- [Extracted information]
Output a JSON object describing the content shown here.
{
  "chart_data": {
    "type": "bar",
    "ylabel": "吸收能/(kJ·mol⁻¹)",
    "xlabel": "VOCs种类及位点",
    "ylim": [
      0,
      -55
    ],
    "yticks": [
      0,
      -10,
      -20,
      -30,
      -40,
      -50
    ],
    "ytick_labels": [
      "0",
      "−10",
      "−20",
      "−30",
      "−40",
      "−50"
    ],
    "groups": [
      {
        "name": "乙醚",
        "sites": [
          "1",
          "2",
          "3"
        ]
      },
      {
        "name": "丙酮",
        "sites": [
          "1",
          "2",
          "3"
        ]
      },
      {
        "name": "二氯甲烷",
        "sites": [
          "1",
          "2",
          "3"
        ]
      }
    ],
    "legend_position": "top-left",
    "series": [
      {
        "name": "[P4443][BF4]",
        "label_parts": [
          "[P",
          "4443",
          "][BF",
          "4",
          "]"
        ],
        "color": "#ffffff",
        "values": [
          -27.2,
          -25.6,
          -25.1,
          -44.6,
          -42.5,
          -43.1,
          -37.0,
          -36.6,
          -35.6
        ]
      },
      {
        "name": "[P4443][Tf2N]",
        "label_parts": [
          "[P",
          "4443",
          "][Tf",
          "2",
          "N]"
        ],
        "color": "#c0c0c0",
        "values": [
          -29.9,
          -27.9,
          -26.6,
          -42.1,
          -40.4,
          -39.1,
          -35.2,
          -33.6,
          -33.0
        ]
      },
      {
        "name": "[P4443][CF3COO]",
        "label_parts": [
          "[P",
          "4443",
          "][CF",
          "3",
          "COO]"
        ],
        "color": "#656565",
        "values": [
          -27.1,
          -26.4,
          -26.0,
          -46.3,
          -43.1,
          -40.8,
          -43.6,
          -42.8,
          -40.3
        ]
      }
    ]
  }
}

- [Stated exercise] Every record above should be output exactly.

- [Written answer]
Output a JSON object describing the content shown here.
{
  "chart_data": {
    "type": "bar",
    "ylabel": "吸收能/(kJ·mol⁻¹)",
    "xlabel": "VOCs种类及位点",
    "ylim": [
      0,
      -55
    ],
    "yticks": [
      0,
      -10,
      -20,
      -30,
      -40,
      -50
    ],
    "ytick_labels": [
      "0",
      "−10",
      "−20",
      "−30",
      "−40",
      "−50"
    ],
    "groups": [
      {
        "name": "乙醚",
        "sites": [
          "1",
          "2",
          "3"
        ]
      },
      {
        "name": "丙酮",
        "sites": [
          "1",
          "2",
          "3"
        ]
      },
      {
        "name": "二氯甲烷",
        "sites": [
          "1",
          "2",
          "3"
        ]
      }
    ],
    "legend_position": "top-left",
    "series": [
      {
        "name": "[P4443][BF4]",
        "label_parts": [
          "[P",
          "4443",
          "][BF",
          "4",
          "]"
        ],
        "color": "#ffffff",
        "values": [
          -27.2,
          -25.6,
          -25.1,
          -44.6,
          -42.5,
          -43.1,
          -37.0,
          -36.6,
          -35.6
        ]
      },
      {
        "name": "[P4443][Tf2N]",
        "label_parts": [
          "[P",
          "4443",
          "][Tf",
          "2",
          "N]"
        ],
        "color": "#c0c0c0",
        "values": [
          -29.9,
          -27.9,
          -26.6,
          -42.1,
          -40.4,
          -39.1,
          -35.2,
          -33.6,
          -33.0
        ]
      },
      {
        "name": "[P4443][CF3COO]",
        "label_parts": [
          "[P",
          "4443",
          "][CF",
          "3",
          "COO]"
        ],
        "color": "#656565",
        "values": [
          -27.1,
          -26.4,
          -26.0,
          -46.3,
          -43.1,
          -40.8,
          -43.6,
          -42.8,
          -40.3
        ]
      }
    ]
  }
}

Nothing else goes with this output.